▶ **Set exercise**
Which lines below hold the word "activos"? Copy all of them.

===== Data to use

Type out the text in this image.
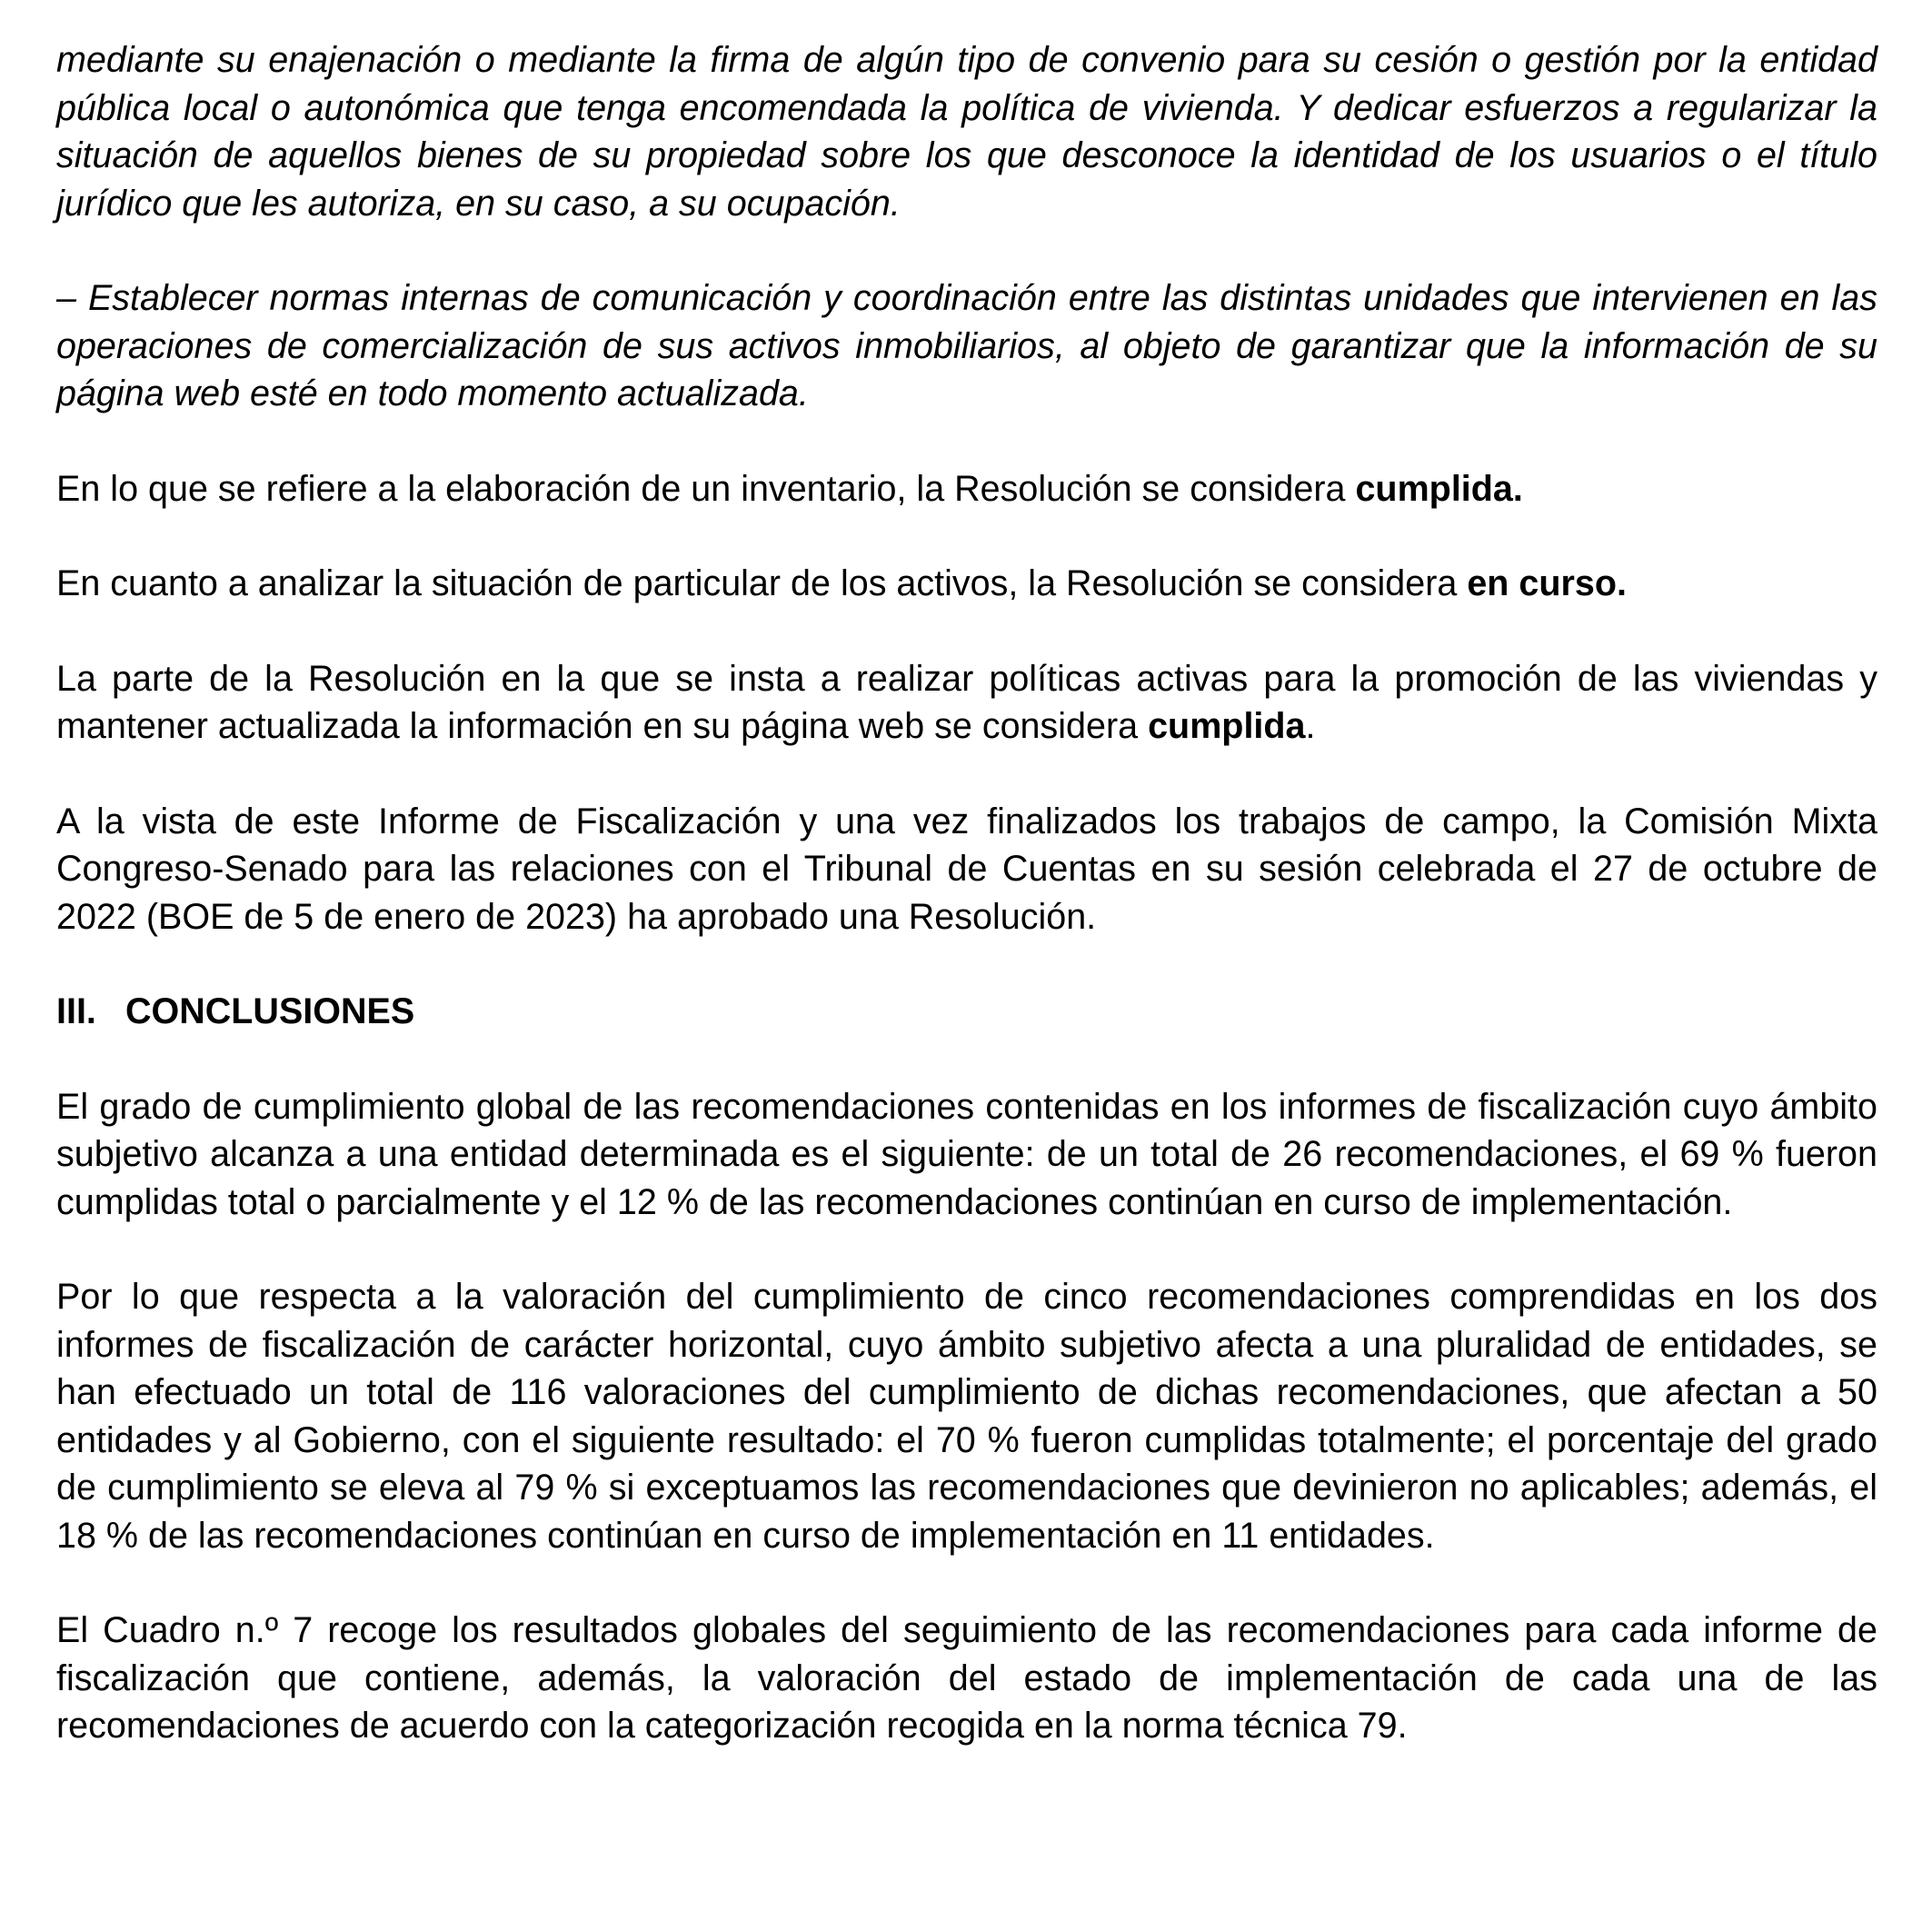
mediante su enajenación o mediante la firma de algún tipo de convenio para su cesión o gestión por la entidad pública local o autonómica que tenga encomendada la política de vivienda. Y dedicar esfuerzos a regularizar la situación de aquellos bienes de su propiedad sobre los que desconoce la identidad de los usuarios o el título jurídico que les autoriza, en su caso, a su ocupación.

– Establecer normas internas de comunicación y coordinación entre las distintas unidades que intervienen en las operaciones de comercialización de sus activos inmobiliarios, al objeto de garantizar que la información de su página web esté en todo momento actualizada.

En lo que se refiere a la elaboración de un inventario, la Resolución se considera cumplida.

En cuanto a analizar la situación de particular de los activos, la Resolución se considera en curso.

La parte de la Resolución en la que se insta a realizar políticas activas para la promoción de las viviendas y mantener actualizada la información en su página web se considera cumplida.

A la vista de este Informe de Fiscalización y una vez finalizados los trabajos de campo, la Comisión Mixta Congreso-Senado para las relaciones con el Tribunal de Cuentas en su sesión celebrada el 27 de octubre de 2022 (BOE de 5 de enero de 2023) ha aprobado una Resolución.

III. CONCLUSIONES

El grado de cumplimiento global de las recomendaciones contenidas en los informes de fiscalización cuyo ámbito subjetivo alcanza a una entidad determinada es el siguiente: de un total de 26 recomendaciones, el 69 % fueron cumplidas total o parcialmente y el 12 % de las recomendaciones continúan en curso de implementación.

Por lo que respecta a la valoración del cumplimiento de cinco recomendaciones comprendidas en los dos informes de fiscalización de carácter horizontal, cuyo ámbito subjetivo afecta a una pluralidad de entidades, se han efectuado un total de 116 valoraciones del cumplimiento de dichas recomendaciones, que afectan a 50 entidades y al Gobierno, con el siguiente resultado: el 70 % fueron cumplidas totalmente; el porcentaje del grado de cumplimiento se eleva al 79 % si exceptuamos las recomendaciones que devinieron no aplicables; además, el 18 % de las recomendaciones continúan en curso de implementación en 11 entidades.

El Cuadro n.º 7 recoge los resultados globales del seguimiento de las recomendaciones para cada informe de fiscalización que contiene, además, la valoración del estado de implementación de cada una de las recomendaciones de acuerdo con la categorización recogida en la norma técnica 79.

==========

▶ **Solved exercise**
– Establecer normas internas de comunicación y coordinación entre las distintas unidades que intervienen en las operaciones de comercialización de sus activos inmobiliarios, al objeto de garantizar que la información de su página web esté en todo momento actualizada.
En cuanto a analizar la situación de particular de los activos, la Resolución se considera en curso.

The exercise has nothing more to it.